* What the task asks: Search the records below for the word "Diesel" and show every line where it occurs.

------------------------------------

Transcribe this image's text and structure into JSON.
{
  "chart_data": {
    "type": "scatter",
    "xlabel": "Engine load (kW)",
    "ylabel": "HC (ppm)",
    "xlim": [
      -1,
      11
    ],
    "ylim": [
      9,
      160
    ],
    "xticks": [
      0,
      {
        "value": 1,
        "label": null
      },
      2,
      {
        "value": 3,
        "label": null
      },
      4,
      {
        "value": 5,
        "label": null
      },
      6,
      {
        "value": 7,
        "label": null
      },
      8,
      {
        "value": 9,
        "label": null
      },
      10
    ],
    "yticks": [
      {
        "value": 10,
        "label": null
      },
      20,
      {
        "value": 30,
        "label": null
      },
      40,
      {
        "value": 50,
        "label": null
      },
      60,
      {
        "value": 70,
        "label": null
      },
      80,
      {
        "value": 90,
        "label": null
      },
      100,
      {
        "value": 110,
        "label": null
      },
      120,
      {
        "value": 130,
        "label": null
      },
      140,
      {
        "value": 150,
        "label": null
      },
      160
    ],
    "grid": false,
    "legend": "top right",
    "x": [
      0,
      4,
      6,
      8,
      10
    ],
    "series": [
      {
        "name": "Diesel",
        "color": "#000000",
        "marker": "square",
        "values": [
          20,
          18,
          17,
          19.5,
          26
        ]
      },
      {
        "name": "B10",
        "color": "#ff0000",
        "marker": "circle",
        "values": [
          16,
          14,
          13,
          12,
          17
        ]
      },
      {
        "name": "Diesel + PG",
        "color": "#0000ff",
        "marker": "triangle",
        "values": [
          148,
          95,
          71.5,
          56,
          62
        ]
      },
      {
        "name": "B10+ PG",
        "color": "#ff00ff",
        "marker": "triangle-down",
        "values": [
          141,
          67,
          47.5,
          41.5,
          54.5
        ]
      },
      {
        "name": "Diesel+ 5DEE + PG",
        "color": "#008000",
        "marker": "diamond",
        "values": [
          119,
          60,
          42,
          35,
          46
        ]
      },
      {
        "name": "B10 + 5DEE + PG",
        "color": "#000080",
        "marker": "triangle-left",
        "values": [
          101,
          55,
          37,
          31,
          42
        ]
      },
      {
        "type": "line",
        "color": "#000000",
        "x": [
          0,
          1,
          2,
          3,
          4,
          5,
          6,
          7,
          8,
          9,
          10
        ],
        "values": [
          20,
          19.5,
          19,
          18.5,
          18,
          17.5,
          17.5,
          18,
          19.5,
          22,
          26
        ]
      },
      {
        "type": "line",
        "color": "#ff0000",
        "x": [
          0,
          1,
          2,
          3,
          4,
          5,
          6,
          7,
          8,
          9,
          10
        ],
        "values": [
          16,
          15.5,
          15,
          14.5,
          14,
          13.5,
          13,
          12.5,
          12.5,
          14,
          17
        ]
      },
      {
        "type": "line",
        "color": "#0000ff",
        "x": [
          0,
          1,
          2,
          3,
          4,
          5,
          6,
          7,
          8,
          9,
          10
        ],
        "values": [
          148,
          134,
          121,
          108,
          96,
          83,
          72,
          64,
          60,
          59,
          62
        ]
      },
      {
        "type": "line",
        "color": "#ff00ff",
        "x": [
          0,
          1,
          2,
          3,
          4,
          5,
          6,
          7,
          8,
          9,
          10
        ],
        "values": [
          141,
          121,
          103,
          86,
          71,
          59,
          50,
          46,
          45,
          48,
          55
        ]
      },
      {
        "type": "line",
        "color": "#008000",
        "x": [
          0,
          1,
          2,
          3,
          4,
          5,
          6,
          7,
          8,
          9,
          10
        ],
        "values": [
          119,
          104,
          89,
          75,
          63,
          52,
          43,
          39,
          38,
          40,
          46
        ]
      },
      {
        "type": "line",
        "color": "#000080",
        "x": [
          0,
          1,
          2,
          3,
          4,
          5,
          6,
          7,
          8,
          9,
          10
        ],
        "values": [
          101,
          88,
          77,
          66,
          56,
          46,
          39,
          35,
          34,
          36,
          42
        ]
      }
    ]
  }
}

------------------------------------

* Response to this exercise:
        "name": "Diesel",
        "name": "Diesel + PG",
        "name": "Diesel+ 5DEE + PG",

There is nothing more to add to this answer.